> _Task statement_
Set down each line of the material that follows, exactly, with no pictures.

[Recorded data]
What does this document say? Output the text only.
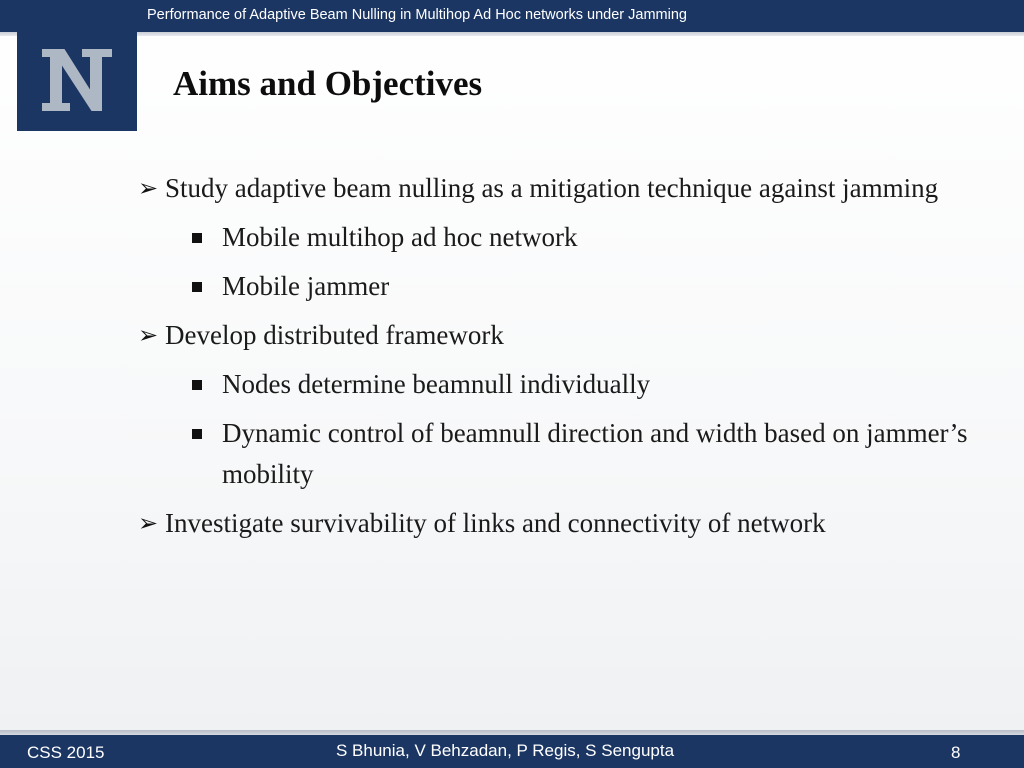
Performance of Adaptive Beam Nulling in Multihop Ad Hoc networks under Jamming
Aims and Objectives
➢ Study adaptive beam nulling as a mitigation technique against jamming
Mobile multihop ad hoc network
Mobile jammer
➢ Develop distributed framework
Nodes determine beamnull individually
Dynamic control of beamnull direction and width based on jammer’s mobility
➢ Investigate survivability of links and connectivity of network
CSS 2015	S Bhunia, V Behzadan, P Regis, S Sengupta	8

> _Problem solution_
What does this document say? Output the text only.
Performance of Adaptive Beam Nulling in Multihop Ad Hoc networks under Jamming
Aims and Objectives
➢ Study adaptive beam nulling as a mitigation technique against jamming
Mobile multihop ad hoc network
Mobile jammer
➢ Develop distributed framework
Nodes determine beamnull individually
Dynamic control of beamnull direction and width based on jammer’s mobility
➢ Investigate survivability of links and connectivity of network
CSS 2015	S Bhunia, V Behzadan, P Regis, S Sengupta	8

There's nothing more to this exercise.